**Task goal**
Write out the complete material exactly as it stands.

A run of records:

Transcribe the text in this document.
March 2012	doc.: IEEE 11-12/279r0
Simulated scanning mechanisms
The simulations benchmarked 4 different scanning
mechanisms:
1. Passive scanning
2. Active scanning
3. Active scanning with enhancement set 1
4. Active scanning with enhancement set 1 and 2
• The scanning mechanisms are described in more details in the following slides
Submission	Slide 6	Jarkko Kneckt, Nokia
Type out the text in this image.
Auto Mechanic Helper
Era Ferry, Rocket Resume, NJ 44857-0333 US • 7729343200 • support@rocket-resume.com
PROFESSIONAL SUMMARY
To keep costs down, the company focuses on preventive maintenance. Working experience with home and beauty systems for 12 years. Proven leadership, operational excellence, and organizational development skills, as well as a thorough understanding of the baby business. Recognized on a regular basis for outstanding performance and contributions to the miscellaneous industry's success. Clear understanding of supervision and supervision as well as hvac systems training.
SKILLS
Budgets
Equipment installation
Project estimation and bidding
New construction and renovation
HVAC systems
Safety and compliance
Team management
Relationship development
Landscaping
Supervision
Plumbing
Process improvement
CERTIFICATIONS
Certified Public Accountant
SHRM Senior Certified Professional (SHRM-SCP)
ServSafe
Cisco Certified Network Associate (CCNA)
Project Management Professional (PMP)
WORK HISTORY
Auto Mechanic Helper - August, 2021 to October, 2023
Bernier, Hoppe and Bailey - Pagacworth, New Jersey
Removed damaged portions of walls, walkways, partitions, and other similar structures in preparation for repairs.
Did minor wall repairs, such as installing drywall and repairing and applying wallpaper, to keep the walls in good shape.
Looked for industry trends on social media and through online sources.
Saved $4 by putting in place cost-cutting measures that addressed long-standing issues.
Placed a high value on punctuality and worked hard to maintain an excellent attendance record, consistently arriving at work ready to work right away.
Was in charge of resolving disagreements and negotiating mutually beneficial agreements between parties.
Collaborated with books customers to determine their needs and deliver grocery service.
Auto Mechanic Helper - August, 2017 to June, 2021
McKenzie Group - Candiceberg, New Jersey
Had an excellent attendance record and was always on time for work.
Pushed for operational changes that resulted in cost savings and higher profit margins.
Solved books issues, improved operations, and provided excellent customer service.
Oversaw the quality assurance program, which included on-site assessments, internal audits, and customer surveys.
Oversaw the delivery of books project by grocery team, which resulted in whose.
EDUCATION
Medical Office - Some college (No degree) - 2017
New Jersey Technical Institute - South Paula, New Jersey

**Result of this exercise**
Transcribe the text in this document.
March 2012	doc.: IEEE 11-12/279r0
Simulated scanning mechanisms
The simulations benchmarked 4 different scanning
mechanisms:
1. Passive scanning
2. Active scanning
3. Active scanning with enhancement set 1
4. Active scanning with enhancement set 1 and 2
• The scanning mechanisms are described in more details in the following slides
Submission	Slide 6	Jarkko Kneckt, Nokia
Type out the text in this image.
Auto Mechanic Helper
Era Ferry, Rocket Resume, NJ 44857-0333 US • 7729343200 • support@rocket-resume.com
PROFESSIONAL SUMMARY
To keep costs down, the company focuses on preventive maintenance. Working experience with home and beauty systems for 12 years. Proven leadership, operational excellence, and organizational development skills, as well as a thorough understanding of the baby business. Recognized on a regular basis for outstanding performance and contributions to the miscellaneous industry's success. Clear understanding of supervision and supervision as well as hvac systems training.
SKILLS
Budgets
Equipment installation
Project estimation and bidding
New construction and renovation
HVAC systems
Safety and compliance
Team management
Relationship development
Landscaping
Supervision
Plumbing
Process improvement
CERTIFICATIONS
Certified Public Accountant
SHRM Senior Certified Professional (SHRM-SCP)
ServSafe
Cisco Certified Network Associate (CCNA)
Project Management Professional (PMP)
WORK HISTORY
Auto Mechanic Helper - August, 2021 to October, 2023
Bernier, Hoppe and Bailey - Pagacworth, New Jersey
Removed damaged portions of walls, walkways, partitions, and other similar structures in preparation for repairs.
Did minor wall repairs, such as installing drywall and repairing and applying wallpaper, to keep the walls in good shape.
Looked for industry trends on social media and through online sources.
Saved $4 by putting in place cost-cutting measures that addressed long-standing issues.
Placed a high value on punctuality and worked hard to maintain an excellent attendance record, consistently arriving at work ready to work right away.
Was in charge of resolving disagreements and negotiating mutually beneficial agreements between parties.
Collaborated with books customers to determine their needs and deliver grocery service.
Auto Mechanic Helper - August, 2017 to June, 2021
McKenzie Group - Candiceberg, New Jersey
Had an excellent attendance record and was always on time for work.
Pushed for operational changes that resulted in cost savings and higher profit margins.
Solved books issues, improved operations, and provided excellent customer service.
Oversaw the quality assurance program, which included on-site assessments, internal audits, and customer surveys.
Oversaw the delivery of books project by grocery team, which resulted in whose.
EDUCATION
Medical Office - Some college (No degree) - 2017
New Jersey Technical Institute - South Paula, New Jersey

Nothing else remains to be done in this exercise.